begin EXTRACTED MATERIAL
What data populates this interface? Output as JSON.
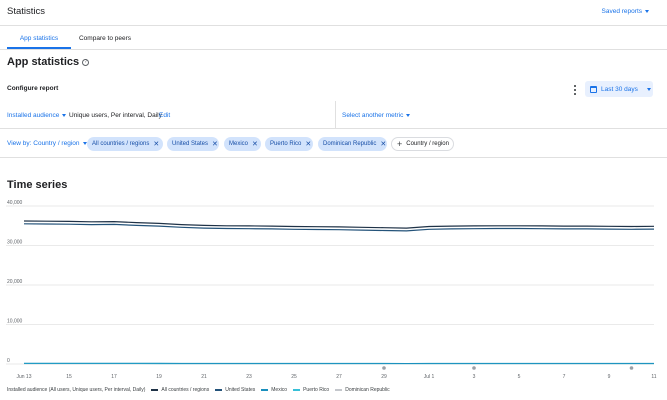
{
  "header": {
    "title": "Statistics",
    "saved_reports": "Saved reports"
  },
  "tabs": [
    {
      "label": "App statistics",
      "active": true
    },
    {
      "label": "Compare to peers",
      "active": false
    }
  ],
  "section": {
    "title": "App statistics",
    "help_icon": "help-circle-icon"
  },
  "configure": {
    "label": "Configure report",
    "more_icon": "more-vert-icon",
    "date_icon": "calendar-icon",
    "date_range": "Last 30 days"
  },
  "metric": {
    "dropdown": "Installed audience",
    "description": "Unique users, Per interval, Daily",
    "edit": "Edit",
    "another": "Select another metric"
  },
  "filters": {
    "view_by": "View by: Country / region",
    "chips": [
      "All countries / regions",
      "United States",
      "Mexico",
      "Puerto Rico",
      "Dominican Republic"
    ],
    "add_label": "Country / region"
  },
  "timeseries": {
    "title": "Time series"
  },
  "colors": {
    "accent": "#1a73e8",
    "chip_bg": "#d2e3fc",
    "all_countries": "#1f3247",
    "united_states": "#24537a",
    "mexico": "#1a8fbd",
    "puerto_rico": "#38c0d8",
    "dominican_republic": "#c4c7cc"
  },
  "chart_data": {
    "type": "line",
    "x": [
      "Jun 13",
      "Jun 14",
      "Jun 15",
      "Jun 16",
      "Jun 17",
      "Jun 18",
      "Jun 19",
      "Jun 20",
      "Jun 21",
      "Jun 22",
      "Jun 23",
      "Jun 24",
      "Jun 25",
      "Jun 26",
      "Jun 27",
      "Jun 28",
      "Jun 29",
      "Jun 30",
      "Jul 1",
      "Jul 2",
      "Jul 3",
      "Jul 4",
      "Jul 5",
      "Jul 6",
      "Jul 7",
      "Jul 8",
      "Jul 9",
      "Jul 10",
      "Jul 11"
    ],
    "x_ticks": [
      "Jun 13",
      "15",
      "17",
      "19",
      "21",
      "23",
      "25",
      "27",
      "29",
      "Jul 1",
      "3",
      "5",
      "7",
      "9",
      "11"
    ],
    "y_ticks": [
      "40,000",
      "30,000",
      "20,000",
      "10,000",
      "0"
    ],
    "ylim": [
      0,
      40000
    ],
    "series": [
      {
        "name": "All countries / regions",
        "values": [
          36200,
          36150,
          36100,
          36000,
          36050,
          35800,
          35600,
          35300,
          35100,
          35000,
          34950,
          34900,
          34800,
          34750,
          34700,
          34600,
          34500,
          34400,
          34800,
          34900,
          34950,
          35000,
          35000,
          34950,
          34900,
          34900,
          34850,
          34800,
          34850
        ]
      },
      {
        "name": "United States",
        "values": [
          35500,
          35450,
          35400,
          35300,
          35350,
          35100,
          34900,
          34600,
          34400,
          34300,
          34250,
          34200,
          34100,
          34050,
          34000,
          33900,
          33800,
          33700,
          34100,
          34200,
          34250,
          34300,
          34300,
          34250,
          34200,
          34200,
          34150,
          34100,
          34150
        ]
      },
      {
        "name": "Mexico",
        "values": [
          180,
          180,
          175,
          170,
          175,
          170,
          165,
          160,
          158,
          155,
          155,
          150,
          150,
          148,
          145,
          142,
          140,
          138,
          145,
          148,
          150,
          152,
          150,
          148,
          146,
          145,
          144,
          142,
          143
        ]
      },
      {
        "name": "Puerto Rico",
        "values": [
          120,
          118,
          117,
          115,
          116,
          114,
          112,
          110,
          108,
          107,
          106,
          105,
          104,
          103,
          102,
          100,
          99,
          98,
          102,
          104,
          105,
          106,
          105,
          104,
          103,
          102,
          101,
          100,
          101
        ]
      },
      {
        "name": "Dominican Republic",
        "values": [
          60,
          60,
          59,
          58,
          59,
          58,
          57,
          56,
          55,
          55,
          54,
          54,
          53,
          53,
          52,
          52,
          51,
          50,
          52,
          53,
          53,
          54,
          54,
          53,
          53,
          52,
          52,
          51,
          52
        ]
      }
    ],
    "markers": [
      {
        "x": "Jun 29",
        "y": 0
      },
      {
        "x": "Jul 3",
        "y": 0
      },
      {
        "x": "Jul 10",
        "y": 0
      }
    ],
    "legend_prefix": "Installed audience (All users, Unique users, Per interval, Daily)",
    "legend_position": "bottom-left",
    "grid": true
  }
}
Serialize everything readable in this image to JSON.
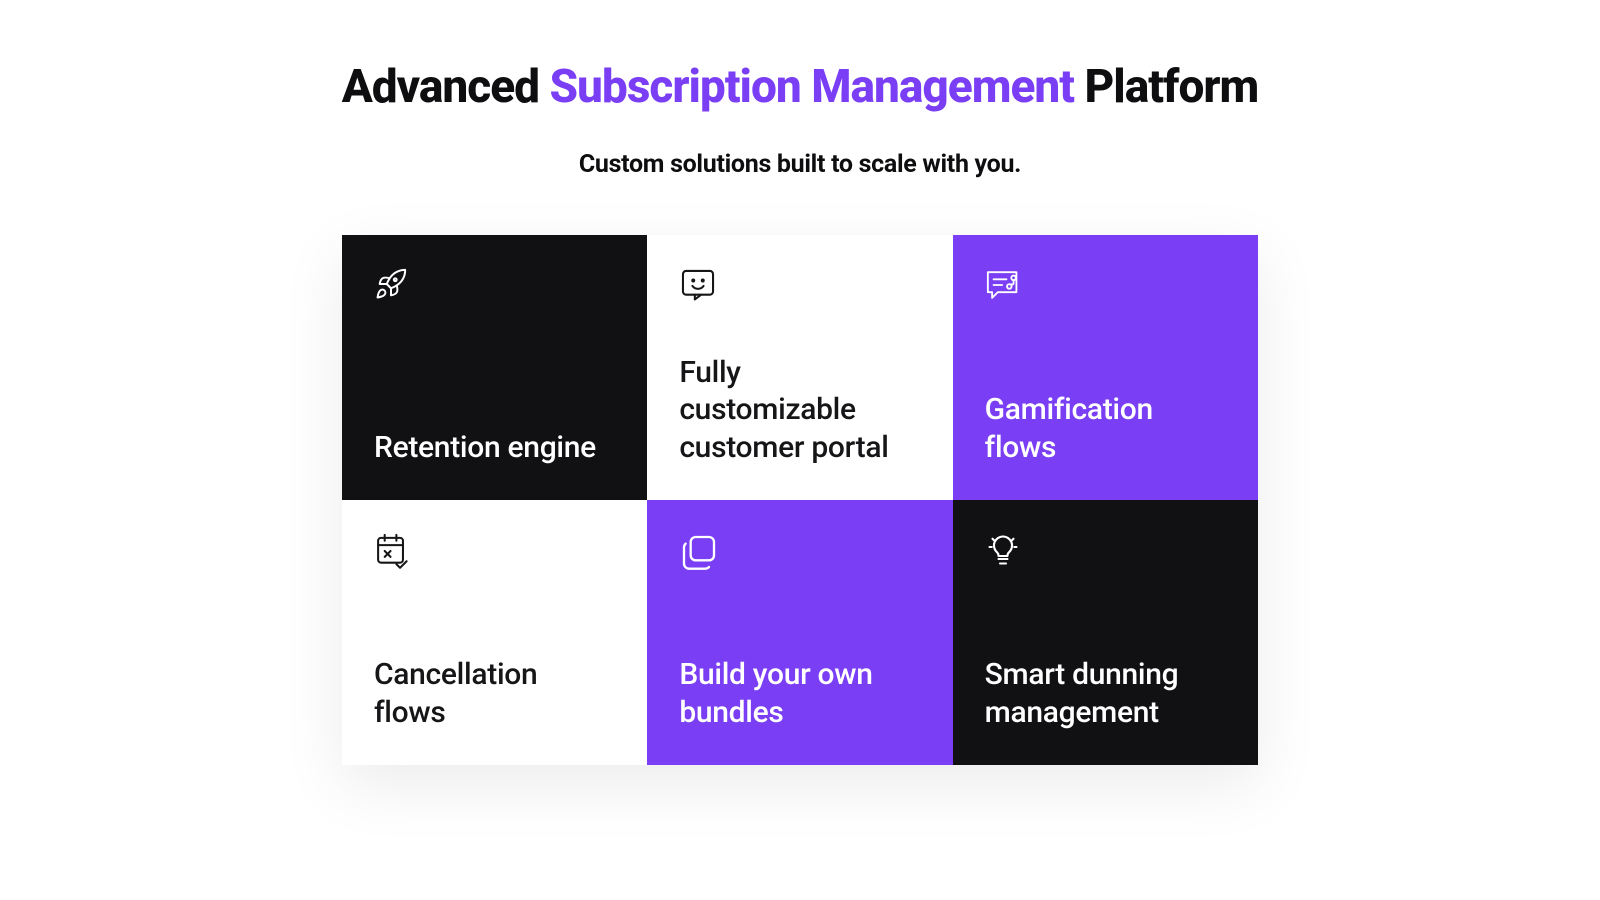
{
  "heading": {
    "part1": "Advanced ",
    "highlight": "Subscription Management",
    "part2": " Platform"
  },
  "subheading": "Custom solutions built to scale with you.",
  "tiles": [
    {
      "title": "Retention engine",
      "variant": "dark",
      "icon": "rocket-icon"
    },
    {
      "title": "Fully customizable customer portal",
      "variant": "white",
      "icon": "smile-chat-icon"
    },
    {
      "title": "Gamification flows",
      "variant": "purple",
      "icon": "flow-card-icon"
    },
    {
      "title": "Cancellation flows",
      "variant": "white",
      "icon": "calendar-cancel-icon"
    },
    {
      "title": "Build your own bundles",
      "variant": "purple",
      "icon": "stack-icon"
    },
    {
      "title": "Smart dunning management",
      "variant": "dark",
      "icon": "lightbulb-icon"
    }
  ],
  "colors": {
    "accent": "#7a3ef5",
    "dark": "#111114",
    "text": "#0e0e10"
  }
}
end EXTRACTED MATERIAL
GOAL
Gather all lines of the records that include the word "Country".

SOLVED PROBLEM
    "view_by": "View by: Country / region",
    "add_label": "Country / region"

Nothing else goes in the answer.